* **Stated exercise**: From the listing below, pull out all lines with "this" in them.

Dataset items
* START *

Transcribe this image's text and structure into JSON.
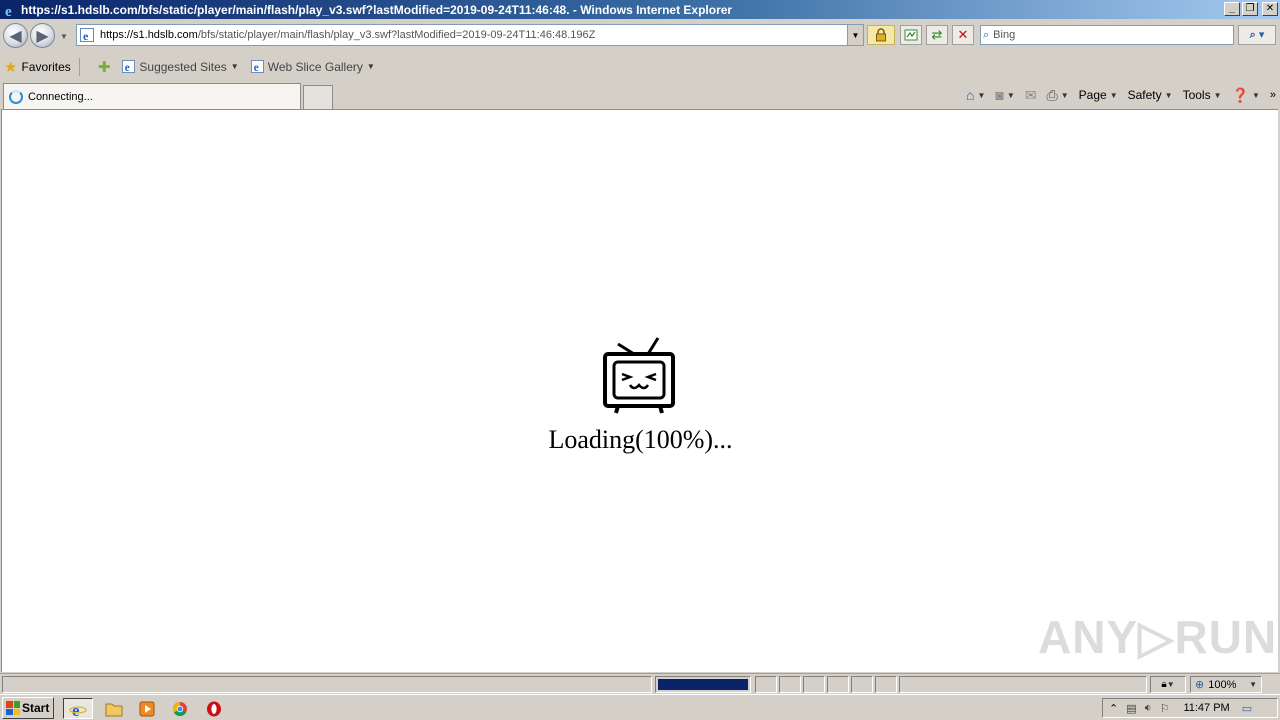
{
  "window": {
    "title": "https://s1.hdslb.com/bfs/static/player/main/flash/play_v3.swf?lastModified=2019-09-24T11:46:48. - Windows Internet Explorer",
    "minimize": "_",
    "maximize": "❐",
    "close": "✕"
  },
  "address_bar": {
    "url_scheme_host": "https://s1.hdslb.com",
    "url_path": "/bfs/static/player/main/flash/play_v3.swf?lastModified=2019-09-24T11:46:48.196Z"
  },
  "search": {
    "placeholder": "Bing"
  },
  "favorites_bar": {
    "favorites_label": "Favorites",
    "items": [
      {
        "label": "Suggested Sites"
      },
      {
        "label": "Web Slice Gallery"
      }
    ]
  },
  "tab": {
    "title": "Connecting..."
  },
  "command_bar": {
    "page": "Page",
    "safety": "Safety",
    "tools": "Tools"
  },
  "content": {
    "loading_text": "Loading(100%)...",
    "watermark": "ANY▷RUN"
  },
  "status_bar": {
    "zoom": "100%",
    "progress_fraction": 1.0
  },
  "taskbar": {
    "start_label": "Start",
    "clock": "11:47 PM"
  },
  "colors": {
    "titlebar_start": "#0a246a",
    "progress_fill": "#0a246a",
    "page_background": "#ffffff"
  }
}
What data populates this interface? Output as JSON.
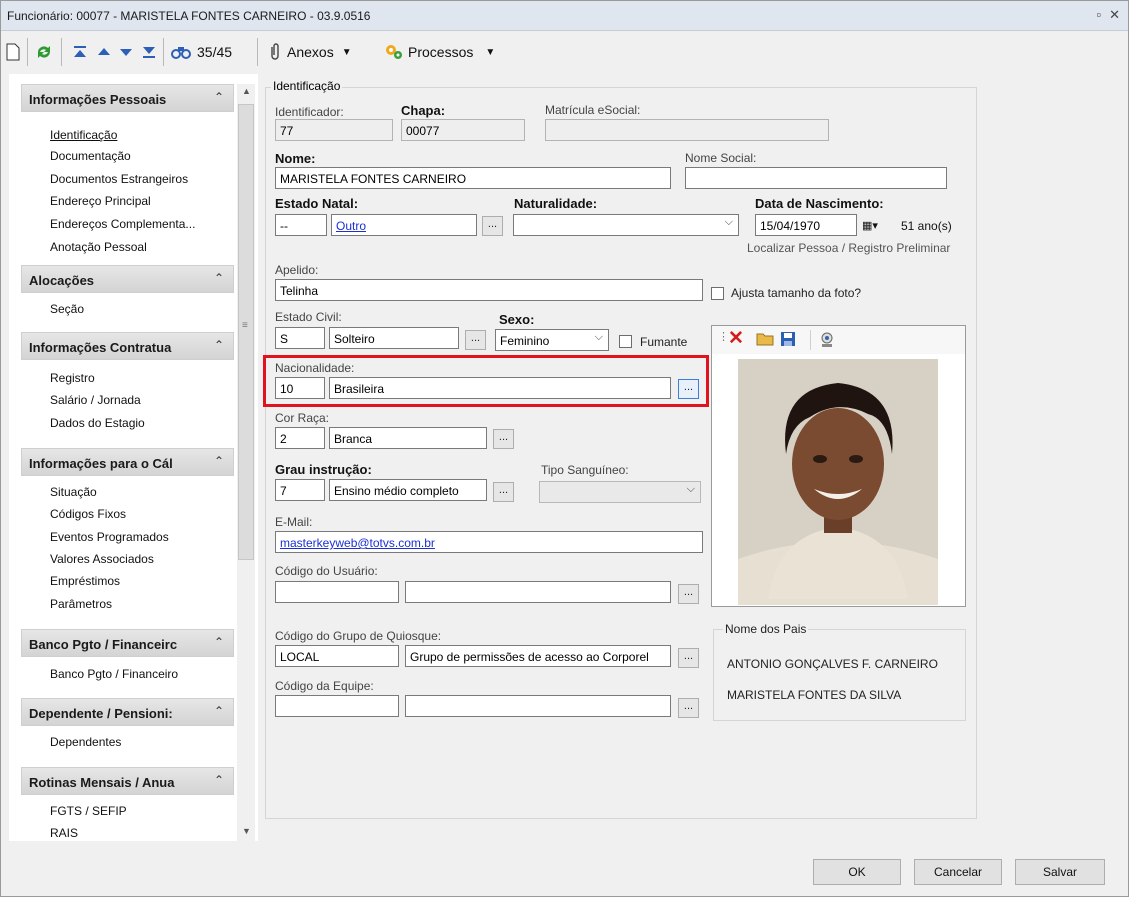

* END *

* **Solution**:
Transcribe this image's text and structure into JSON.
What data populates this interface? Output as JSON.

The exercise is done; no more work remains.